§ **Exercise description**: Make an exact copy of all the data.

§ **Data records**:
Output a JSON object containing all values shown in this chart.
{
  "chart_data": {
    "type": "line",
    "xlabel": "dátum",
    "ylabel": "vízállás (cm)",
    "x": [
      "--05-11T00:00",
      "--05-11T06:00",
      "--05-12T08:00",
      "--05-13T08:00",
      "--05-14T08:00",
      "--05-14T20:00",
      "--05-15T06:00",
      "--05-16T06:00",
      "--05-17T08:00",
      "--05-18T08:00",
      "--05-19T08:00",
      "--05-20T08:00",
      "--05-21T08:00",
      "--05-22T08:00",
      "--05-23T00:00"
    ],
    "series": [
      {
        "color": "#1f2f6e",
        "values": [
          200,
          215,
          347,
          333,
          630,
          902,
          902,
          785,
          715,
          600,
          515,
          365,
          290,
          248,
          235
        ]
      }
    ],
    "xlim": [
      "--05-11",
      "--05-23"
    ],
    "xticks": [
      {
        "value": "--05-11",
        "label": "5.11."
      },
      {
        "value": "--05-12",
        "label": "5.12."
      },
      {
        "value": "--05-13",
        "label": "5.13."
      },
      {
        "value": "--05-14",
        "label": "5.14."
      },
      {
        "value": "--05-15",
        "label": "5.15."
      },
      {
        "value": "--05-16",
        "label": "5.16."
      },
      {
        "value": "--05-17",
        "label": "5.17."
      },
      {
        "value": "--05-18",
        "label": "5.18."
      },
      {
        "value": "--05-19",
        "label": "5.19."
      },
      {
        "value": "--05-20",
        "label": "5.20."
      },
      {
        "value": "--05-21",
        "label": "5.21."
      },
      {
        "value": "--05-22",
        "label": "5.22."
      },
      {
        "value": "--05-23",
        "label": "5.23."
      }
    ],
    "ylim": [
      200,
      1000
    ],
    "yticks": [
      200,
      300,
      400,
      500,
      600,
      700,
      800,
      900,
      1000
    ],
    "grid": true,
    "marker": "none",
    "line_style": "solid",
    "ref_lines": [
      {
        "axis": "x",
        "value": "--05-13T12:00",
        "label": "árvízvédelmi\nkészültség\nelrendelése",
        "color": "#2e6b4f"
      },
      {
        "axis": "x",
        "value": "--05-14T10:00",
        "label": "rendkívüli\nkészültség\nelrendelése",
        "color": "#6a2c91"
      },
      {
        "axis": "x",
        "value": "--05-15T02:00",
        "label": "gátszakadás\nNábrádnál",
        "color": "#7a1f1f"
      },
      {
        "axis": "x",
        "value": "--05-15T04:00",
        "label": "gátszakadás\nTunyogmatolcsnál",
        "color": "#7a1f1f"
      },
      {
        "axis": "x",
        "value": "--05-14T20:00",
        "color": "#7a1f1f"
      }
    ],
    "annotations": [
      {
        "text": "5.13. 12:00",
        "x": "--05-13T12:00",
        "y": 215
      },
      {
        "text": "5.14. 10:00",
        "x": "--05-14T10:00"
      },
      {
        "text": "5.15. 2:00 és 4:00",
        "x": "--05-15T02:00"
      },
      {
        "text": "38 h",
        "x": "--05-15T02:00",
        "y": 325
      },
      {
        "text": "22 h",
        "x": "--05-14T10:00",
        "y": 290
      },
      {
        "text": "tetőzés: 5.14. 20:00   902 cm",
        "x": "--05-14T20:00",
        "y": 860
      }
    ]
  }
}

§ **Answer to this task**:
Output a JSON object containing all values shown in this chart.
{
  "chart_data": {
    "type": "line",
    "xlabel": "dátum",
    "ylabel": "vízállás (cm)",
    "x": [
      "--05-11T00:00",
      "--05-11T06:00",
      "--05-12T08:00",
      "--05-13T08:00",
      "--05-14T08:00",
      "--05-14T20:00",
      "--05-15T06:00",
      "--05-16T06:00",
      "--05-17T08:00",
      "--05-18T08:00",
      "--05-19T08:00",
      "--05-20T08:00",
      "--05-21T08:00",
      "--05-22T08:00",
      "--05-23T00:00"
    ],
    "series": [
      {
        "color": "#1f2f6e",
        "values": [
          200,
          215,
          347,
          333,
          630,
          902,
          902,
          785,
          715,
          600,
          515,
          365,
          290,
          248,
          235
        ]
      }
    ],
    "xlim": [
      "--05-11",
      "--05-23"
    ],
    "xticks": [
      {
        "value": "--05-11",
        "label": "5.11."
      },
      {
        "value": "--05-12",
        "label": "5.12."
      },
      {
        "value": "--05-13",
        "label": "5.13."
      },
      {
        "value": "--05-14",
        "label": "5.14."
      },
      {
        "value": "--05-15",
        "label": "5.15."
      },
      {
        "value": "--05-16",
        "label": "5.16."
      },
      {
        "value": "--05-17",
        "label": "5.17."
      },
      {
        "value": "--05-18",
        "label": "5.18."
      },
      {
        "value": "--05-19",
        "label": "5.19."
      },
      {
        "value": "--05-20",
        "label": "5.20."
      },
      {
        "value": "--05-21",
        "label": "5.21."
      },
      {
        "value": "--05-22",
        "label": "5.22."
      },
      {
        "value": "--05-23",
        "label": "5.23."
      }
    ],
    "ylim": [
      200,
      1000
    ],
    "yticks": [
      200,
      300,
      400,
      500,
      600,
      700,
      800,
      900,
      1000
    ],
    "grid": true,
    "marker": "none",
    "line_style": "solid",
    "ref_lines": [
      {
        "axis": "x",
        "value": "--05-13T12:00",
        "label": "árvízvédelmi\nkészültség\nelrendelése",
        "color": "#2e6b4f"
      },
      {
        "axis": "x",
        "value": "--05-14T10:00",
        "label": "rendkívüli\nkészültség\nelrendelése",
        "color": "#6a2c91"
      },
      {
        "axis": "x",
        "value": "--05-15T02:00",
        "label": "gátszakadás\nNábrádnál",
        "color": "#7a1f1f"
      },
      {
        "axis": "x",
        "value": "--05-15T04:00",
        "label": "gátszakadás\nTunyogmatolcsnál",
        "color": "#7a1f1f"
      },
      {
        "axis": "x",
        "value": "--05-14T20:00",
        "color": "#7a1f1f"
      }
    ],
    "annotations": [
      {
        "text": "5.13. 12:00",
        "x": "--05-13T12:00",
        "y": 215
      },
      {
        "text": "5.14. 10:00",
        "x": "--05-14T10:00"
      },
      {
        "text": "5.15. 2:00 és 4:00",
        "x": "--05-15T02:00"
      },
      {
        "text": "38 h",
        "x": "--05-15T02:00",
        "y": 325
      },
      {
        "text": "22 h",
        "x": "--05-14T10:00",
        "y": 290
      },
      {
        "text": "tetőzés: 5.14. 20:00   902 cm",
        "x": "--05-14T20:00",
        "y": 860
      }
    ]
  }
}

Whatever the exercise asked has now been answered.